------ DATA SHOWN ------

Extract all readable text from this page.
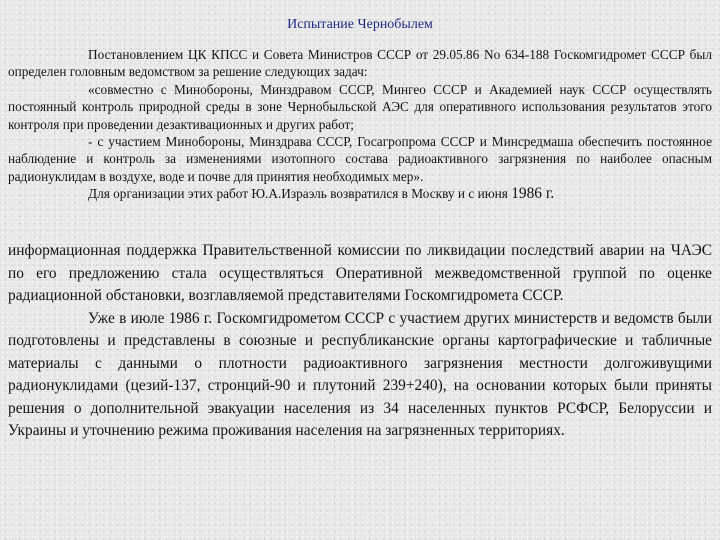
Испытание Чернобылем

Постановлением ЦК КПСС и Совета Министров СССР от 29.05.86 No 634-188 Госкомгидромет СССР был определен головным ведомством за решение следующих задач:

«совместно с Минобороны, Минздравом СССР, Мингео СССР и Академией наук СССР осуществлять постоянный контроль природной среды в зоне Чернобыльской АЭС для оперативного использования результатов этого контроля при проведении дезактивационных и других работ;

- с участием Минобороны, Минздрава СССР, Госагропрома СССР и Минсредмаша обеспечить постоянное наблюдение и контроль за изменениями изотопного состава радиоактивного загрязнения по наиболее опасным радионуклидам в воздухе, воде и почве для принятия необходимых мер».

Для организации этих работ Ю.А.Израэль возвратился в Москву и с июня 1986 г.

информационная поддержка Правительственной комиссии по ликвидации последствий аварии на ЧАЭС по его предложению стала осуществляться Оперативной межведомственной группой по оценке радиационной обстановки, возглавляемой представителями Госкомгидромета СССР.

Уже в июле 1986 г. Госкомгидрометом СССР с участием других министерств и ведомств были подготовлены и представлены в союзные и республиканские органы картографические и табличные материалы с данными о плотности радиоактивного загрязнения местности долгоживущими радионуклидами (цезий-137, стронций-90 и плутоний 239+240), на основании которых были приняты решения о дополнительной эвакуации населения из 34 населенных пунктов РСФСР, Белоруссии и Украины и уточнению режима проживания населения на загрязненных территориях.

------

DIRECTIVE ▸ Check every line of the listing for the string "СССР" and report how many lines have it, as a number alone.

EXERCISE SOLUTION ▸ 5